* **RECORDS FOR THE TASK**
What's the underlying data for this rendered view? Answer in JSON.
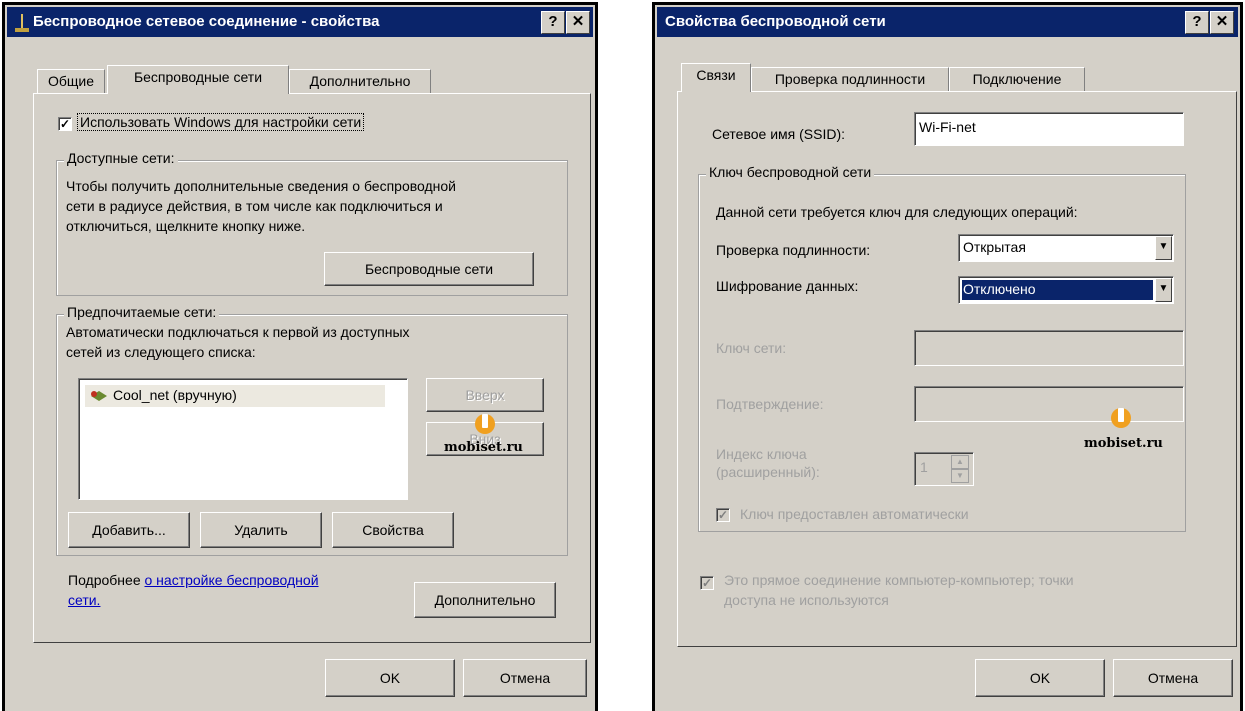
{
  "left": {
    "title": "Беспроводное сетевое соединение - свойства",
    "title_buttons": [
      "?",
      "✕"
    ],
    "tabs": [
      "Общие",
      "Беспроводные сети",
      "Дополнительно"
    ],
    "use_windows_checkbox": "Использовать Windows для настройки сети",
    "available": {
      "legend": "Доступные сети:",
      "text": [
        "Чтобы получить дополнительные сведения о беспроводной",
        "сети в радиусе действия, в том числе как подключиться и",
        "отключиться, щелкните кнопку ниже."
      ],
      "button": "Беспроводные сети"
    },
    "preferred": {
      "legend": "Предпочитаемые сети:",
      "text": [
        "Автоматически подключаться к первой из доступных",
        "сетей из следующего списка:"
      ],
      "list": [
        "Cool_net (вручную)"
      ],
      "up_button": "Вверх",
      "down_button": "Вниз",
      "add_button": "Добавить...",
      "remove_button": "Удалить",
      "properties_button": "Свойства"
    },
    "more_text": "Подробнее",
    "more_link_1": "о настройке  беспроводной",
    "more_link_2": "сети.",
    "advanced_button": "Дополнительно",
    "ok_button": "OK",
    "cancel_button": "Отмена",
    "watermark": "mobiset.ru"
  },
  "right": {
    "title": "Свойства беспроводной сети",
    "title_buttons": [
      "?",
      "✕"
    ],
    "tabs": [
      "Связи",
      "Проверка подлинности",
      "Подключение"
    ],
    "ssid_label": "Сетевое имя (SSID):",
    "ssid_value": "Wi-Fi-net",
    "key_group": {
      "legend": "Ключ беспроводной сети",
      "text": "Данной сети требуется ключ для следующих операций:",
      "auth_label": "Проверка подлинности:",
      "auth_value": "Открытая",
      "enc_label": "Шифрование данных:",
      "enc_value": "Отключено",
      "netkey_label": "Ключ сети:",
      "confirm_label": "Подтверждение:",
      "index_label_1": "Индекс ключа",
      "index_label_2": "(расширенный):",
      "index_value": "1",
      "auto_key_checkbox": "Ключ предоставлен автоматически"
    },
    "adhoc_text_1": "Это прямое соединение компьютер-компьютер; точки",
    "adhoc_text_2": "доступа не используются",
    "ok_button": "OK",
    "cancel_button": "Отмена",
    "watermark": "mobiset.ru"
  },
  "colors": {
    "titlebar": "#0a246a",
    "dialog": "#d4d0c8",
    "link": "#0000c0",
    "selection": "#0a246a"
  }
}
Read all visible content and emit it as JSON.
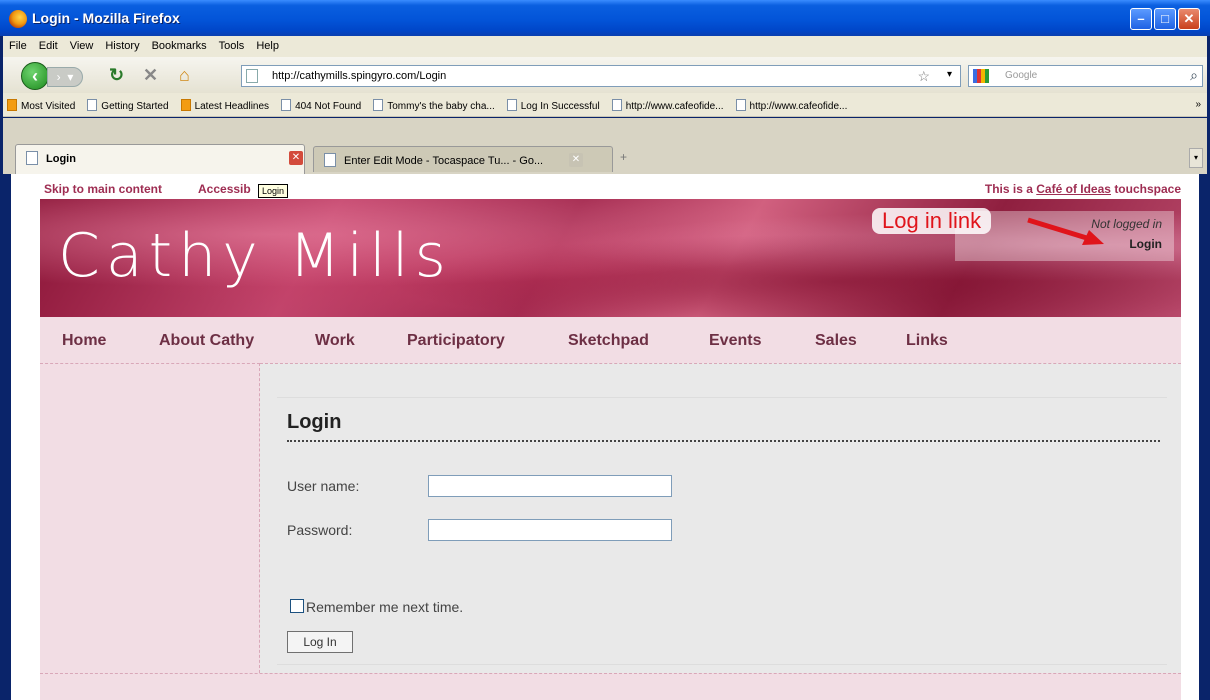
{
  "window": {
    "title": "Login - Mozilla Firefox"
  },
  "menu": [
    "File",
    "Edit",
    "View",
    "History",
    "Bookmarks",
    "Tools",
    "Help"
  ],
  "address": {
    "url": "http://cathymills.spingyro.com/Login"
  },
  "search": {
    "placeholder": "Google"
  },
  "bookmarks": [
    {
      "label": "Most Visited",
      "icon": "rss-icon"
    },
    {
      "label": "Getting Started",
      "icon": "page-icon"
    },
    {
      "label": "Latest Headlines",
      "icon": "rss-icon"
    },
    {
      "label": "404 Not Found",
      "icon": "page-icon"
    },
    {
      "label": "Tommy's the baby cha...",
      "icon": "page-icon"
    },
    {
      "label": "Log In Successful",
      "icon": "page-icon"
    },
    {
      "label": "http://www.cafeofide...",
      "icon": "page-icon"
    },
    {
      "label": "http://www.cafeofide...",
      "icon": "page-icon"
    }
  ],
  "tabs": [
    {
      "label": "Login",
      "active": true
    },
    {
      "label": "Enter Edit Mode - Tocaspace Tu... - Go...",
      "active": false
    }
  ],
  "page": {
    "skip_link": "Skip to main content",
    "accessibility_link": "Accessib",
    "tooltip": "Login",
    "cafe_prefix": "This is a",
    "cafe_link": "Café of Ideas",
    "cafe_suffix": "touchspace",
    "site_title": "Cathy Mills",
    "annotation": "Log in link",
    "not_logged_in": "Not logged in",
    "login_link": "Login",
    "nav": [
      "Home",
      "About Cathy",
      "Work",
      "Participatory",
      "Sketchpad",
      "Events",
      "Sales",
      "Links"
    ],
    "form": {
      "heading": "Login",
      "username_label": "User name:",
      "username_value": "",
      "password_label": "Password:",
      "password_value": "",
      "remember_label": "Remember me next time.",
      "remember_checked": false,
      "submit_label": "Log In"
    }
  },
  "colors": {
    "accent": "#9e2d52",
    "nav_bg": "#f2dde4",
    "annotation": "#e0141b"
  }
}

* **THE EXERCISE**
Your task is to set down the records shown above exactly, minus any pictures.

* **RESULT BELOW**
What's the underlying data for this rendered view? Answer in JSON.
{
  "left": {
    "title": "Беспроводное сетевое соединение - свойства",
    "title_buttons": [
      "?",
      "✕"
    ],
    "tabs": [
      "Общие",
      "Беспроводные сети",
      "Дополнительно"
    ],
    "use_windows_checkbox": "Использовать Windows для настройки сети",
    "available": {
      "legend": "Доступные сети:",
      "text": [
        "Чтобы получить дополнительные сведения о беспроводной",
        "сети в радиусе действия, в том числе как подключиться и",
        "отключиться, щелкните кнопку ниже."
      ],
      "button": "Беспроводные сети"
    },
    "preferred": {
      "legend": "Предпочитаемые сети:",
      "text": [
        "Автоматически подключаться к первой из доступных",
        "сетей из следующего списка:"
      ],
      "list": [
        "Cool_net (вручную)"
      ],
      "up_button": "Вверх",
      "down_button": "Вниз",
      "add_button": "Добавить...",
      "remove_button": "Удалить",
      "properties_button": "Свойства"
    },
    "more_text": "Подробнее",
    "more_link_1": "о настройке  беспроводной",
    "more_link_2": "сети.",
    "advanced_button": "Дополнительно",
    "ok_button": "OK",
    "cancel_button": "Отмена",
    "watermark": "mobiset.ru"
  },
  "right": {
    "title": "Свойства беспроводной сети",
    "title_buttons": [
      "?",
      "✕"
    ],
    "tabs": [
      "Связи",
      "Проверка подлинности",
      "Подключение"
    ],
    "ssid_label": "Сетевое имя (SSID):",
    "ssid_value": "Wi-Fi-net",
    "key_group": {
      "legend": "Ключ беспроводной сети",
      "text": "Данной сети требуется ключ для следующих операций:",
      "auth_label": "Проверка подлинности:",
      "auth_value": "Открытая",
      "enc_label": "Шифрование данных:",
      "enc_value": "Отключено",
      "netkey_label": "Ключ сети:",
      "confirm_label": "Подтверждение:",
      "index_label_1": "Индекс ключа",
      "index_label_2": "(расширенный):",
      "index_value": "1",
      "auto_key_checkbox": "Ключ предоставлен автоматически"
    },
    "adhoc_text_1": "Это прямое соединение компьютер-компьютер; точки",
    "adhoc_text_2": "доступа не используются",
    "ok_button": "OK",
    "cancel_button": "Отмена",
    "watermark": "mobiset.ru"
  },
  "colors": {
    "titlebar": "#0a246a",
    "dialog": "#d4d0c8",
    "link": "#0000c0",
    "selection": "#0a246a"
  }
}
Read all visible content and emit it as JSON.
{
  "window": {
    "title": "Login - Mozilla Firefox"
  },
  "menu": [
    "File",
    "Edit",
    "View",
    "History",
    "Bookmarks",
    "Tools",
    "Help"
  ],
  "address": {
    "url": "http://cathymills.spingyro.com/Login"
  },
  "search": {
    "placeholder": "Google"
  },
  "bookmarks": [
    {
      "label": "Most Visited",
      "icon": "rss-icon"
    },
    {
      "label": "Getting Started",
      "icon": "page-icon"
    },
    {
      "label": "Latest Headlines",
      "icon": "rss-icon"
    },
    {
      "label": "404 Not Found",
      "icon": "page-icon"
    },
    {
      "label": "Tommy's the baby cha...",
      "icon": "page-icon"
    },
    {
      "label": "Log In Successful",
      "icon": "page-icon"
    },
    {
      "label": "http://www.cafeofide...",
      "icon": "page-icon"
    },
    {
      "label": "http://www.cafeofide...",
      "icon": "page-icon"
    }
  ],
  "tabs": [
    {
      "label": "Login",
      "active": true
    },
    {
      "label": "Enter Edit Mode - Tocaspace Tu... - Go...",
      "active": false
    }
  ],
  "page": {
    "skip_link": "Skip to main content",
    "accessibility_link": "Accessib",
    "tooltip": "Login",
    "cafe_prefix": "This is a",
    "cafe_link": "Café of Ideas",
    "cafe_suffix": "touchspace",
    "site_title": "Cathy Mills",
    "annotation": "Log in link",
    "not_logged_in": "Not logged in",
    "login_link": "Login",
    "nav": [
      "Home",
      "About Cathy",
      "Work",
      "Participatory",
      "Sketchpad",
      "Events",
      "Sales",
      "Links"
    ],
    "form": {
      "heading": "Login",
      "username_label": "User name:",
      "username_value": "",
      "password_label": "Password:",
      "password_value": "",
      "remember_label": "Remember me next time.",
      "remember_checked": false,
      "submit_label": "Log In"
    }
  },
  "colors": {
    "accent": "#9e2d52",
    "nav_bg": "#f2dde4",
    "annotation": "#e0141b"
  }
}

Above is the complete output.